## PROBLEM TO WORK ON
All records are to be retyped faithfully and completely.
## begin INPUT RECORDS
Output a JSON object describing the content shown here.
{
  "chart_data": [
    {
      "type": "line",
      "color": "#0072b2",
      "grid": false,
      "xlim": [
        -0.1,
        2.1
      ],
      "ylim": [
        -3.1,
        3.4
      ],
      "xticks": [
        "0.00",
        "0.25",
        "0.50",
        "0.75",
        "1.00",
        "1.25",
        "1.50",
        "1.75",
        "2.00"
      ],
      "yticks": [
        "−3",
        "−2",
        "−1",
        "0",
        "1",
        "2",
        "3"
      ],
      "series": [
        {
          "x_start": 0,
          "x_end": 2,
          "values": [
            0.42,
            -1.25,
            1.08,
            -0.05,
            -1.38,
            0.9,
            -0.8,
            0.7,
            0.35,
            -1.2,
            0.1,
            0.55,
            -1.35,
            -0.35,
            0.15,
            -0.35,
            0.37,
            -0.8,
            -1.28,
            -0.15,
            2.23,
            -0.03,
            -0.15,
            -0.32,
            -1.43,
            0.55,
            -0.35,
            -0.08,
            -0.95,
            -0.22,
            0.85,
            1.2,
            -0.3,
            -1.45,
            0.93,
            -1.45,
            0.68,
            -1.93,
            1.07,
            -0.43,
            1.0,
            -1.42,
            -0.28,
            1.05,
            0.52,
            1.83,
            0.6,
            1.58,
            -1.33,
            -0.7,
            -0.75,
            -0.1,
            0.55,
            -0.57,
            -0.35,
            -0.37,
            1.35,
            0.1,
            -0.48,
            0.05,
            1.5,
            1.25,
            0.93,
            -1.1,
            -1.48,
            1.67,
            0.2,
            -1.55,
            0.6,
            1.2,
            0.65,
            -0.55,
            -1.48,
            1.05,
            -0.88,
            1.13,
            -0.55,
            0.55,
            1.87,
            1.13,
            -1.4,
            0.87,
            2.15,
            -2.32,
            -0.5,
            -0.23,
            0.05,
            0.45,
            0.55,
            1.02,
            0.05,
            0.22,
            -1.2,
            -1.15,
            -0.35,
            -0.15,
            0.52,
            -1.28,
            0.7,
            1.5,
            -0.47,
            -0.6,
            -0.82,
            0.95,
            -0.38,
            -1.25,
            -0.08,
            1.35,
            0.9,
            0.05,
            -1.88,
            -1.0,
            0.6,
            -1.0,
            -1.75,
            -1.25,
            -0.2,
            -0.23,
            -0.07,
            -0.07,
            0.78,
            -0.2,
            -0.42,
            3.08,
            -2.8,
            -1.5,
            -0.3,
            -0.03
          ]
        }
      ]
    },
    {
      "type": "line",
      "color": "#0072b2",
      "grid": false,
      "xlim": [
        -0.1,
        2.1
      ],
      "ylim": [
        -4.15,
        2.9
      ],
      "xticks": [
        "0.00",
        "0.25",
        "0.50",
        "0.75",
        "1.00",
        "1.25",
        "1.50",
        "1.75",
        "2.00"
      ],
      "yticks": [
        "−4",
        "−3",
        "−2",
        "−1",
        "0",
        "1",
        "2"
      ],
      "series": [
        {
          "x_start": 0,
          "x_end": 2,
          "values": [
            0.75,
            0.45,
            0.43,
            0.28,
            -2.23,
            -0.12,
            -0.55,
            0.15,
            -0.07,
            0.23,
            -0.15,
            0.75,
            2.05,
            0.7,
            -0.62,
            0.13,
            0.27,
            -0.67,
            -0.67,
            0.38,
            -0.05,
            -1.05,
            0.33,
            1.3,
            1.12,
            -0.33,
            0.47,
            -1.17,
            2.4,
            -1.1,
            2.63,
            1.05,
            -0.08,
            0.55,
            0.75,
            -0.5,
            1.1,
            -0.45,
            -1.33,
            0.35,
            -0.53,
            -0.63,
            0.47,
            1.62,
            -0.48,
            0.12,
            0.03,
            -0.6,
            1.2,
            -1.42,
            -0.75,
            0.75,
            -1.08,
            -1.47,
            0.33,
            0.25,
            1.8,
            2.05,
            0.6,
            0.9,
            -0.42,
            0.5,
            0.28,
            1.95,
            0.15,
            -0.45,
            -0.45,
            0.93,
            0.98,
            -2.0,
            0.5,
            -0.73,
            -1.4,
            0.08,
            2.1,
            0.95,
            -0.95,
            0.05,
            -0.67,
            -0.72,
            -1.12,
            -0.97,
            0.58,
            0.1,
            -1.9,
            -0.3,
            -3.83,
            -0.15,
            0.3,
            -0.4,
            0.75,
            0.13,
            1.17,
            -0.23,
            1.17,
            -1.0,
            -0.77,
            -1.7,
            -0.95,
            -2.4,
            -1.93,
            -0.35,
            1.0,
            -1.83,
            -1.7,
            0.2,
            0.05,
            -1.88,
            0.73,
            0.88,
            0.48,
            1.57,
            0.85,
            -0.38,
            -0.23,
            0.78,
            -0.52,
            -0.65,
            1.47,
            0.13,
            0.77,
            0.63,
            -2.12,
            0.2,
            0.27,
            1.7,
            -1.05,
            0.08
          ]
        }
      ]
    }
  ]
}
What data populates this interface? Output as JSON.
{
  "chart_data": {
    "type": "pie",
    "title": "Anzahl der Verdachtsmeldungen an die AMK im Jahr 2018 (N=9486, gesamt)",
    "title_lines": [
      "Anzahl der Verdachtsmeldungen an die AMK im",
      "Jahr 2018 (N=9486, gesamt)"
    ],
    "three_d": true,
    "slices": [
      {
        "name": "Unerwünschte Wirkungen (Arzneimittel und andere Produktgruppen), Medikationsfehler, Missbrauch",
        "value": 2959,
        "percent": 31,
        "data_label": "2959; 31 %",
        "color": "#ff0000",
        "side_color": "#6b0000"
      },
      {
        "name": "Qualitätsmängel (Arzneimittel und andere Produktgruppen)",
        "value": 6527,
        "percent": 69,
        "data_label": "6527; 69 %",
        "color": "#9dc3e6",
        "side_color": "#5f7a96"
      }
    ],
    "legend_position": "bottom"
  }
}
## end INPUT RECORDS
## ANSWER TO THE EXERCISE
Output a JSON object describing the content shown here.
{
  "chart_data": [
    {
      "type": "line",
      "color": "#0072b2",
      "grid": false,
      "xlim": [
        -0.1,
        2.1
      ],
      "ylim": [
        -3.1,
        3.4
      ],
      "xticks": [
        "0.00",
        "0.25",
        "0.50",
        "0.75",
        "1.00",
        "1.25",
        "1.50",
        "1.75",
        "2.00"
      ],
      "yticks": [
        "−3",
        "−2",
        "−1",
        "0",
        "1",
        "2",
        "3"
      ],
      "series": [
        {
          "x_start": 0,
          "x_end": 2,
          "values": [
            0.42,
            -1.25,
            1.08,
            -0.05,
            -1.38,
            0.9,
            -0.8,
            0.7,
            0.35,
            -1.2,
            0.1,
            0.55,
            -1.35,
            -0.35,
            0.15,
            -0.35,
            0.37,
            -0.8,
            -1.28,
            -0.15,
            2.23,
            -0.03,
            -0.15,
            -0.32,
            -1.43,
            0.55,
            -0.35,
            -0.08,
            -0.95,
            -0.22,
            0.85,
            1.2,
            -0.3,
            -1.45,
            0.93,
            -1.45,
            0.68,
            -1.93,
            1.07,
            -0.43,
            1.0,
            -1.42,
            -0.28,
            1.05,
            0.52,
            1.83,
            0.6,
            1.58,
            -1.33,
            -0.7,
            -0.75,
            -0.1,
            0.55,
            -0.57,
            -0.35,
            -0.37,
            1.35,
            0.1,
            -0.48,
            0.05,
            1.5,
            1.25,
            0.93,
            -1.1,
            -1.48,
            1.67,
            0.2,
            -1.55,
            0.6,
            1.2,
            0.65,
            -0.55,
            -1.48,
            1.05,
            -0.88,
            1.13,
            -0.55,
            0.55,
            1.87,
            1.13,
            -1.4,
            0.87,
            2.15,
            -2.32,
            -0.5,
            -0.23,
            0.05,
            0.45,
            0.55,
            1.02,
            0.05,
            0.22,
            -1.2,
            -1.15,
            -0.35,
            -0.15,
            0.52,
            -1.28,
            0.7,
            1.5,
            -0.47,
            -0.6,
            -0.82,
            0.95,
            -0.38,
            -1.25,
            -0.08,
            1.35,
            0.9,
            0.05,
            -1.88,
            -1.0,
            0.6,
            -1.0,
            -1.75,
            -1.25,
            -0.2,
            -0.23,
            -0.07,
            -0.07,
            0.78,
            -0.2,
            -0.42,
            3.08,
            -2.8,
            -1.5,
            -0.3,
            -0.03
          ]
        }
      ]
    },
    {
      "type": "line",
      "color": "#0072b2",
      "grid": false,
      "xlim": [
        -0.1,
        2.1
      ],
      "ylim": [
        -4.15,
        2.9
      ],
      "xticks": [
        "0.00",
        "0.25",
        "0.50",
        "0.75",
        "1.00",
        "1.25",
        "1.50",
        "1.75",
        "2.00"
      ],
      "yticks": [
        "−4",
        "−3",
        "−2",
        "−1",
        "0",
        "1",
        "2"
      ],
      "series": [
        {
          "x_start": 0,
          "x_end": 2,
          "values": [
            0.75,
            0.45,
            0.43,
            0.28,
            -2.23,
            -0.12,
            -0.55,
            0.15,
            -0.07,
            0.23,
            -0.15,
            0.75,
            2.05,
            0.7,
            -0.62,
            0.13,
            0.27,
            -0.67,
            -0.67,
            0.38,
            -0.05,
            -1.05,
            0.33,
            1.3,
            1.12,
            -0.33,
            0.47,
            -1.17,
            2.4,
            -1.1,
            2.63,
            1.05,
            -0.08,
            0.55,
            0.75,
            -0.5,
            1.1,
            -0.45,
            -1.33,
            0.35,
            -0.53,
            -0.63,
            0.47,
            1.62,
            -0.48,
            0.12,
            0.03,
            -0.6,
            1.2,
            -1.42,
            -0.75,
            0.75,
            -1.08,
            -1.47,
            0.33,
            0.25,
            1.8,
            2.05,
            0.6,
            0.9,
            -0.42,
            0.5,
            0.28,
            1.95,
            0.15,
            -0.45,
            -0.45,
            0.93,
            0.98,
            -2.0,
            0.5,
            -0.73,
            -1.4,
            0.08,
            2.1,
            0.95,
            -0.95,
            0.05,
            -0.67,
            -0.72,
            -1.12,
            -0.97,
            0.58,
            0.1,
            -1.9,
            -0.3,
            -3.83,
            -0.15,
            0.3,
            -0.4,
            0.75,
            0.13,
            1.17,
            -0.23,
            1.17,
            -1.0,
            -0.77,
            -1.7,
            -0.95,
            -2.4,
            -1.93,
            -0.35,
            1.0,
            -1.83,
            -1.7,
            0.2,
            0.05,
            -1.88,
            0.73,
            0.88,
            0.48,
            1.57,
            0.85,
            -0.38,
            -0.23,
            0.78,
            -0.52,
            -0.65,
            1.47,
            0.13,
            0.77,
            0.63,
            -2.12,
            0.2,
            0.27,
            1.7,
            -1.05,
            0.08
          ]
        }
      ]
    }
  ]
}
What data populates this interface? Output as JSON.
{
  "chart_data": {
    "type": "pie",
    "title": "Anzahl der Verdachtsmeldungen an die AMK im Jahr 2018 (N=9486, gesamt)",
    "title_lines": [
      "Anzahl der Verdachtsmeldungen an die AMK im",
      "Jahr 2018 (N=9486, gesamt)"
    ],
    "three_d": true,
    "slices": [
      {
        "name": "Unerwünschte Wirkungen (Arzneimittel und andere Produktgruppen), Medikationsfehler, Missbrauch",
        "value": 2959,
        "percent": 31,
        "data_label": "2959; 31 %",
        "color": "#ff0000",
        "side_color": "#6b0000"
      },
      {
        "name": "Qualitätsmängel (Arzneimittel und andere Produktgruppen)",
        "value": 6527,
        "percent": 69,
        "data_label": "6527; 69 %",
        "color": "#9dc3e6",
        "side_color": "#5f7a96"
      }
    ],
    "legend_position": "bottom"
  }
}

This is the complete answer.